Records from a collection
::::
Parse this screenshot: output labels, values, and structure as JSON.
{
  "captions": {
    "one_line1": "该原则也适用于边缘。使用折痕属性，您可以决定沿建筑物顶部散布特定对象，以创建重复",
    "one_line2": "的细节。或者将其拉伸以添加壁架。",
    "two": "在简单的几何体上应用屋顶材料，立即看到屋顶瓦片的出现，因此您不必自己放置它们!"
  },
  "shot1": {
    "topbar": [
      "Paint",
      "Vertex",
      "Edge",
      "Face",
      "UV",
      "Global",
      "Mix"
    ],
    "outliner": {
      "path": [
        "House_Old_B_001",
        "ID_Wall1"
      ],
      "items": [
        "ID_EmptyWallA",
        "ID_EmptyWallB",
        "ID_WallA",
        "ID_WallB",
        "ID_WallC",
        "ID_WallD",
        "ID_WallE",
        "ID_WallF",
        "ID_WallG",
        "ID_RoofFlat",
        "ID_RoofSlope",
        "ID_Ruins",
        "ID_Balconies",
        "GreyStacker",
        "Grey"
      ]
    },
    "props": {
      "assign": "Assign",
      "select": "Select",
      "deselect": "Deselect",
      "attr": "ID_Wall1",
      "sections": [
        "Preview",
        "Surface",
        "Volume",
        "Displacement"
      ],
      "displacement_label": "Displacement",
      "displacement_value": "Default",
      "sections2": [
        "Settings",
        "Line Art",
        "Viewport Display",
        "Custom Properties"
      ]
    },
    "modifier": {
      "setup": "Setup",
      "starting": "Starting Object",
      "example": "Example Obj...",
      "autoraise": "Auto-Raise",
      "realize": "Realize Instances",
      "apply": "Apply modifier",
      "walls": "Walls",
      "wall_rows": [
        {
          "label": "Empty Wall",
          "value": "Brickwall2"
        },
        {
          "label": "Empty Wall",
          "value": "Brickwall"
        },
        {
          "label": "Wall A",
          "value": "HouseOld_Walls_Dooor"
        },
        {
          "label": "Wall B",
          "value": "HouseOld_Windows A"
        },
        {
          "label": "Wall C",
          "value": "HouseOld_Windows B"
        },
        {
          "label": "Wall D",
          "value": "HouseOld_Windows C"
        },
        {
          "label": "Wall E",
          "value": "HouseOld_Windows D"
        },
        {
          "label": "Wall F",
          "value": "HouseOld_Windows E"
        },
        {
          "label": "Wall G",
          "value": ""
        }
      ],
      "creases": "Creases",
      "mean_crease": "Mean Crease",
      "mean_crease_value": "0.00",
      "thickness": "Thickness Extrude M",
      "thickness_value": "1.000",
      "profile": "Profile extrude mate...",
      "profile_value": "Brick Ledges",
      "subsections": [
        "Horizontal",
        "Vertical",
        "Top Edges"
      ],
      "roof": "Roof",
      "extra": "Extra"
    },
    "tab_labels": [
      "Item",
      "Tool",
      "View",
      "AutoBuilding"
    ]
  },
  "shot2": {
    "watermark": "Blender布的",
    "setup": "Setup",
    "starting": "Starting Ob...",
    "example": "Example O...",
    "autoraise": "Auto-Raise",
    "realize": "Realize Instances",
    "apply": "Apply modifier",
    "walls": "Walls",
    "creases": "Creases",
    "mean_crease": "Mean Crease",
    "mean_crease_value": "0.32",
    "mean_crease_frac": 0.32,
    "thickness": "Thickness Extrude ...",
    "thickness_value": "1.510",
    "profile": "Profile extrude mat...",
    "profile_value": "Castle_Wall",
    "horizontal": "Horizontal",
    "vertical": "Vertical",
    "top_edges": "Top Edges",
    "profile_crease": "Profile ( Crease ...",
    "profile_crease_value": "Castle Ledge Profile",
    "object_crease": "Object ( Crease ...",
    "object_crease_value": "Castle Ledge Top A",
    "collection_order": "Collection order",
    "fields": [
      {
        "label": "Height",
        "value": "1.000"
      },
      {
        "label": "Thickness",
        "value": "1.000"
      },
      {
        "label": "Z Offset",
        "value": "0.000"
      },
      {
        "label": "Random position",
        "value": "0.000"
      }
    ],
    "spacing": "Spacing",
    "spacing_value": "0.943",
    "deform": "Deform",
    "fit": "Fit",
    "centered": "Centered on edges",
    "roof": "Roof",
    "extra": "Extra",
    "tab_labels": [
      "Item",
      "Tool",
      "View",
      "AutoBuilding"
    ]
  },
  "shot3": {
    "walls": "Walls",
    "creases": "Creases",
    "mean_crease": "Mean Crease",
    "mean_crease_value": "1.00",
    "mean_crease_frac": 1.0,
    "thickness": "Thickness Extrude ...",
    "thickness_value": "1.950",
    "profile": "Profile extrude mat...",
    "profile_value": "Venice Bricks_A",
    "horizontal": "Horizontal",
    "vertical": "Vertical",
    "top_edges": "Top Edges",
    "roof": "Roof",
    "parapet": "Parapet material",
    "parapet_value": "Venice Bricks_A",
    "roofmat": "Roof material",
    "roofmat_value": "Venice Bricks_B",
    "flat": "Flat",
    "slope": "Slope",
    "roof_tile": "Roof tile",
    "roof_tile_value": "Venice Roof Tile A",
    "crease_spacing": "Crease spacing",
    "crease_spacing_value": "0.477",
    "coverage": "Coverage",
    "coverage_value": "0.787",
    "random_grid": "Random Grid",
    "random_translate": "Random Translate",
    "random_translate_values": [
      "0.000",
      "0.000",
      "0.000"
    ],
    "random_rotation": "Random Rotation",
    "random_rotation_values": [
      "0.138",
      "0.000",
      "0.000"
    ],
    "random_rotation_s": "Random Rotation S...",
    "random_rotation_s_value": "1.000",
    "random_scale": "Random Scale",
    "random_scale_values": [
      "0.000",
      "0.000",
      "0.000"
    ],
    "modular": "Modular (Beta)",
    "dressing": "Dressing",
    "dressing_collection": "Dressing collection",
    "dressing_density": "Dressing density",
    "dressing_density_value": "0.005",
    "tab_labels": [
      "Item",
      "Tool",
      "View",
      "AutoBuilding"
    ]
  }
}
::::
— What is being asked —
Repeat the material above in full, exactly as it stands.

— Written response —
Parse this screenshot: output labels, values, and structure as JSON.
{
  "captions": {
    "one_line1": "该原则也适用于边缘。使用折痕属性，您可以决定沿建筑物顶部散布特定对象，以创建重复",
    "one_line2": "的细节。或者将其拉伸以添加壁架。",
    "two": "在简单的几何体上应用屋顶材料，立即看到屋顶瓦片的出现，因此您不必自己放置它们!"
  },
  "shot1": {
    "topbar": [
      "Paint",
      "Vertex",
      "Edge",
      "Face",
      "UV",
      "Global",
      "Mix"
    ],
    "outliner": {
      "path": [
        "House_Old_B_001",
        "ID_Wall1"
      ],
      "items": [
        "ID_EmptyWallA",
        "ID_EmptyWallB",
        "ID_WallA",
        "ID_WallB",
        "ID_WallC",
        "ID_WallD",
        "ID_WallE",
        "ID_WallF",
        "ID_WallG",
        "ID_RoofFlat",
        "ID_RoofSlope",
        "ID_Ruins",
        "ID_Balconies",
        "GreyStacker",
        "Grey"
      ]
    },
    "props": {
      "assign": "Assign",
      "select": "Select",
      "deselect": "Deselect",
      "attr": "ID_Wall1",
      "sections": [
        "Preview",
        "Surface",
        "Volume",
        "Displacement"
      ],
      "displacement_label": "Displacement",
      "displacement_value": "Default",
      "sections2": [
        "Settings",
        "Line Art",
        "Viewport Display",
        "Custom Properties"
      ]
    },
    "modifier": {
      "setup": "Setup",
      "starting": "Starting Object",
      "example": "Example Obj...",
      "autoraise": "Auto-Raise",
      "realize": "Realize Instances",
      "apply": "Apply modifier",
      "walls": "Walls",
      "wall_rows": [
        {
          "label": "Empty Wall",
          "value": "Brickwall2"
        },
        {
          "label": "Empty Wall",
          "value": "Brickwall"
        },
        {
          "label": "Wall A",
          "value": "HouseOld_Walls_Dooor"
        },
        {
          "label": "Wall B",
          "value": "HouseOld_Windows A"
        },
        {
          "label": "Wall C",
          "value": "HouseOld_Windows B"
        },
        {
          "label": "Wall D",
          "value": "HouseOld_Windows C"
        },
        {
          "label": "Wall E",
          "value": "HouseOld_Windows D"
        },
        {
          "label": "Wall F",
          "value": "HouseOld_Windows E"
        },
        {
          "label": "Wall G",
          "value": ""
        }
      ],
      "creases": "Creases",
      "mean_crease": "Mean Crease",
      "mean_crease_value": "0.00",
      "thickness": "Thickness Extrude M",
      "thickness_value": "1.000",
      "profile": "Profile extrude mate...",
      "profile_value": "Brick Ledges",
      "subsections": [
        "Horizontal",
        "Vertical",
        "Top Edges"
      ],
      "roof": "Roof",
      "extra": "Extra"
    },
    "tab_labels": [
      "Item",
      "Tool",
      "View",
      "AutoBuilding"
    ]
  },
  "shot2": {
    "watermark": "Blender布的",
    "setup": "Setup",
    "starting": "Starting Ob...",
    "example": "Example O...",
    "autoraise": "Auto-Raise",
    "realize": "Realize Instances",
    "apply": "Apply modifier",
    "walls": "Walls",
    "creases": "Creases",
    "mean_crease": "Mean Crease",
    "mean_crease_value": "0.32",
    "mean_crease_frac": 0.32,
    "thickness": "Thickness Extrude ...",
    "thickness_value": "1.510",
    "profile": "Profile extrude mat...",
    "profile_value": "Castle_Wall",
    "horizontal": "Horizontal",
    "vertical": "Vertical",
    "top_edges": "Top Edges",
    "profile_crease": "Profile ( Crease ...",
    "profile_crease_value": "Castle Ledge Profile",
    "object_crease": "Object ( Crease ...",
    "object_crease_value": "Castle Ledge Top A",
    "collection_order": "Collection order",
    "fields": [
      {
        "label": "Height",
        "value": "1.000"
      },
      {
        "label": "Thickness",
        "value": "1.000"
      },
      {
        "label": "Z Offset",
        "value": "0.000"
      },
      {
        "label": "Random position",
        "value": "0.000"
      }
    ],
    "spacing": "Spacing",
    "spacing_value": "0.943",
    "deform": "Deform",
    "fit": "Fit",
    "centered": "Centered on edges",
    "roof": "Roof",
    "extra": "Extra",
    "tab_labels": [
      "Item",
      "Tool",
      "View",
      "AutoBuilding"
    ]
  },
  "shot3": {
    "walls": "Walls",
    "creases": "Creases",
    "mean_crease": "Mean Crease",
    "mean_crease_value": "1.00",
    "mean_crease_frac": 1.0,
    "thickness": "Thickness Extrude ...",
    "thickness_value": "1.950",
    "profile": "Profile extrude mat...",
    "profile_value": "Venice Bricks_A",
    "horizontal": "Horizontal",
    "vertical": "Vertical",
    "top_edges": "Top Edges",
    "roof": "Roof",
    "parapet": "Parapet material",
    "parapet_value": "Venice Bricks_A",
    "roofmat": "Roof material",
    "roofmat_value": "Venice Bricks_B",
    "flat": "Flat",
    "slope": "Slope",
    "roof_tile": "Roof tile",
    "roof_tile_value": "Venice Roof Tile A",
    "crease_spacing": "Crease spacing",
    "crease_spacing_value": "0.477",
    "coverage": "Coverage",
    "coverage_value": "0.787",
    "random_grid": "Random Grid",
    "random_translate": "Random Translate",
    "random_translate_values": [
      "0.000",
      "0.000",
      "0.000"
    ],
    "random_rotation": "Random Rotation",
    "random_rotation_values": [
      "0.138",
      "0.000",
      "0.000"
    ],
    "random_rotation_s": "Random Rotation S...",
    "random_rotation_s_value": "1.000",
    "random_scale": "Random Scale",
    "random_scale_values": [
      "0.000",
      "0.000",
      "0.000"
    ],
    "modular": "Modular (Beta)",
    "dressing": "Dressing",
    "dressing_collection": "Dressing collection",
    "dressing_density": "Dressing density",
    "dressing_density_value": "0.005",
    "tab_labels": [
      "Item",
      "Tool",
      "View",
      "AutoBuilding"
    ]
  }
}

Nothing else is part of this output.